- **What the exercise asks**:
Retype all the entries word for word, but omit the pictures.

- **Given records**:

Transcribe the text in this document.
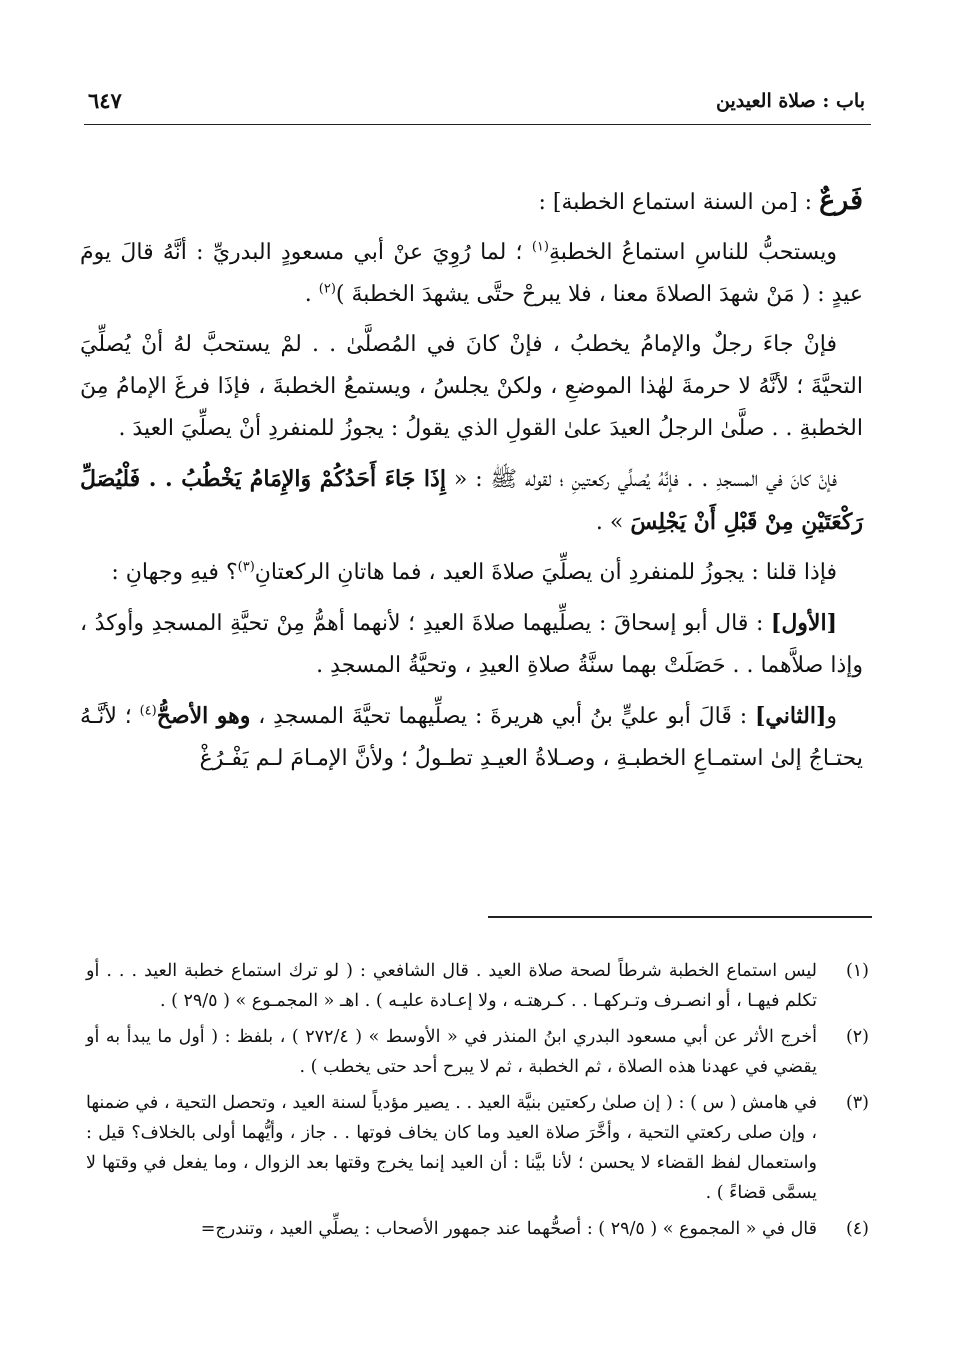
باب : صلاة العيدين
٦٤٧

فَرعٌ : [من السنة استماع الخطبة] :

ويستحبُّ للناسِ استماعُ الخطبةِ$^{(١)}$ ؛ لما رُوِيَ عنْ أبي مسعودٍ البدريِّ : أنَّهُ قالَ يومَ عيدٍ : ( مَنْ شهدَ الصلاةَ معنا ، فلا يبرحْ حتَّى يشهدَ الخطبةَ )$^{(٢)}$ .

فإنْ جاءَ رجلٌ والإمامُ يخطبُ ، فإنْ كانَ في المُصلَّىٰ . . لمْ يستحبَّ لهُ أنْ يُصلِّيَ التحيَّةَ ؛ لأنَّهُ لا حرمةَ لهٰذا الموضعِ ، ولكنْ يجلسُ ، ويستمعُ الخطبةَ ، فإذَا فرغَ الإمامُ مِنَ الخطبةِ . . صلَّىٰ الرجلُ العيدَ علىٰ القولِ الذي يقولُ : يجوزُ للمنفردِ أنْ يصلِّيَ العيدَ .

فإنْ كانَ في المسجدِ . . فإنَّهُ يُصلِّي ركعتينِ ؛ لقوله ﷺ : « إِذَا جَاءَ أَحَدُكُمْ وَالإِمَامُ يَخْطُبُ . . فَلْيُصَلِّ رَكْعَتَيْنِ مِنْ قَبْلِ أَنْ يَجْلِسَ » .

فإذا قلنا : يجوزُ للمنفردِ أن يصلِّيَ صلاةَ العيد ، فما هاتانِ الركعتانِ$^{(٣)}$؟ فيهِ وجهانِ :

[الأول] : قال أبو إسحاقَ : يصلِّيهما صلاةَ العيدِ ؛ لأنهما أهمُّ مِنْ تحيَّةِ المسجدِ وأوكدُ ، وإذا صلاَّهما . . حَصَلَتْ بهما سنَّةُ صلاةِ العيدِ ، وتحيَّةُ المسجدِ .

و[الثاني] : قَالَ أبو عليٍّ بنُ أبي هريرةَ : يصلِّيهما تحيَّةَ المسجدِ ، وهو الأصحُّ$^{(٤)}$ ؛ لأنَّـهُ يحتـاجُ إلىٰ استمـاعِ الخطبـةِ ، وصـلاةُ العيـدِ تطـولُ ؛ ولأنَّ الإمـامَ لـم يَفْـرُغْ

(١)
ليس استماع الخطبة شرطاً لصحة صلاة العيد . قال الشافعي : ( لو ترك استماع خطبة العيد . . . أو تكلم فيهـا ، أو انصـرف وتـركهـا . . كـرهتـه ، ولا إعـادة عليـه ) . اهـ « المجمـوع » ( ٢٩/٥ ) .
(٢)
أخرج الأثر عن أبي مسعود البدري ابنُ المنذر في « الأوسط » ( ٢٧٢/٤ ) ، بلفظ : ( أول ما يبدأ به أو يقضي في عهدنا هذه الصلاة ، ثم الخطبة ، ثم لا يبرح أحد حتى يخطب ) .
(٣)
في هامش ( س ) : ( إن صلىٰ ركعتين بنيَّة العيد . . يصير مؤدياً لسنة العيد ، وتحصل التحية ، في ضمنها ، وإن صلى ركعتي التحية ، وأخَّرَ صلاة العيد وما كان يخاف فوتها . . جاز ، وأيُّهما أولى بالخلاف؟ قيل : واستعمال لفظ القضاء لا يحسن ؛ لأنا بيَّنا : أن العيد إنما يخرج وقتها بعد الزوال ، وما يفعل في وقتها لا يسمَّى قضاءً ) .
(٤)
قال في « المجموع » ( ٢٩/٥ ) : أصحُّهما عند جمهور الأصحاب : يصلِّي العيد ، وتندرج=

- **Correct response**:
Transcribe the text in this document.
باب : صلاة العيدين
٦٤٧

فَرعٌ : [من السنة استماع الخطبة] :

ويستحبُّ للناسِ استماعُ الخطبةِ$^{(١)}$ ؛ لما رُوِيَ عنْ أبي مسعودٍ البدريِّ : أنَّهُ قالَ يومَ عيدٍ : ( مَنْ شهدَ الصلاةَ معنا ، فلا يبرحْ حتَّى يشهدَ الخطبةَ )$^{(٢)}$ .

فإنْ جاءَ رجلٌ والإمامُ يخطبُ ، فإنْ كانَ في المُصلَّىٰ . . لمْ يستحبَّ لهُ أنْ يُصلِّيَ التحيَّةَ ؛ لأنَّهُ لا حرمةَ لهٰذا الموضعِ ، ولكنْ يجلسُ ، ويستمعُ الخطبةَ ، فإذَا فرغَ الإمامُ مِنَ الخطبةِ . . صلَّىٰ الرجلُ العيدَ علىٰ القولِ الذي يقولُ : يجوزُ للمنفردِ أنْ يصلِّيَ العيدَ .

فإنْ كانَ في المسجدِ . . فإنَّهُ يُصلِّي ركعتينِ ؛ لقوله ﷺ : « إِذَا جَاءَ أَحَدُكُمْ وَالإِمَامُ يَخْطُبُ . . فَلْيُصَلِّ رَكْعَتَيْنِ مِنْ قَبْلِ أَنْ يَجْلِسَ » .

فإذا قلنا : يجوزُ للمنفردِ أن يصلِّيَ صلاةَ العيد ، فما هاتانِ الركعتانِ$^{(٣)}$؟ فيهِ وجهانِ :

[الأول] : قال أبو إسحاقَ : يصلِّيهما صلاةَ العيدِ ؛ لأنهما أهمُّ مِنْ تحيَّةِ المسجدِ وأوكدُ ، وإذا صلاَّهما . . حَصَلَتْ بهما سنَّةُ صلاةِ العيدِ ، وتحيَّةُ المسجدِ .

و[الثاني] : قَالَ أبو عليٍّ بنُ أبي هريرةَ : يصلِّيهما تحيَّةَ المسجدِ ، وهو الأصحُّ$^{(٤)}$ ؛ لأنَّـهُ يحتـاجُ إلىٰ استمـاعِ الخطبـةِ ، وصـلاةُ العيـدِ تطـولُ ؛ ولأنَّ الإمـامَ لـم يَفْـرُغْ

(١)
ليس استماع الخطبة شرطاً لصحة صلاة العيد . قال الشافعي : ( لو ترك استماع خطبة العيد . . . أو تكلم فيهـا ، أو انصـرف وتـركهـا . . كـرهتـه ، ولا إعـادة عليـه ) . اهـ « المجمـوع » ( ٢٩/٥ ) .
(٢)
أخرج الأثر عن أبي مسعود البدري ابنُ المنذر في « الأوسط » ( ٢٧٢/٤ ) ، بلفظ : ( أول ما يبدأ به أو يقضي في عهدنا هذه الصلاة ، ثم الخطبة ، ثم لا يبرح أحد حتى يخطب ) .
(٣)
في هامش ( س ) : ( إن صلىٰ ركعتين بنيَّة العيد . . يصير مؤدياً لسنة العيد ، وتحصل التحية ، في ضمنها ، وإن صلى ركعتي التحية ، وأخَّرَ صلاة العيد وما كان يخاف فوتها . . جاز ، وأيُّهما أولى بالخلاف؟ قيل : واستعمال لفظ القضاء لا يحسن ؛ لأنا بيَّنا : أن العيد إنما يخرج وقتها بعد الزوال ، وما يفعل في وقتها لا يسمَّى قضاءً ) .
(٤)
قال في « المجموع » ( ٢٩/٥ ) : أصحُّهما عند جمهور الأصحاب : يصلِّي العيد ، وتندرج=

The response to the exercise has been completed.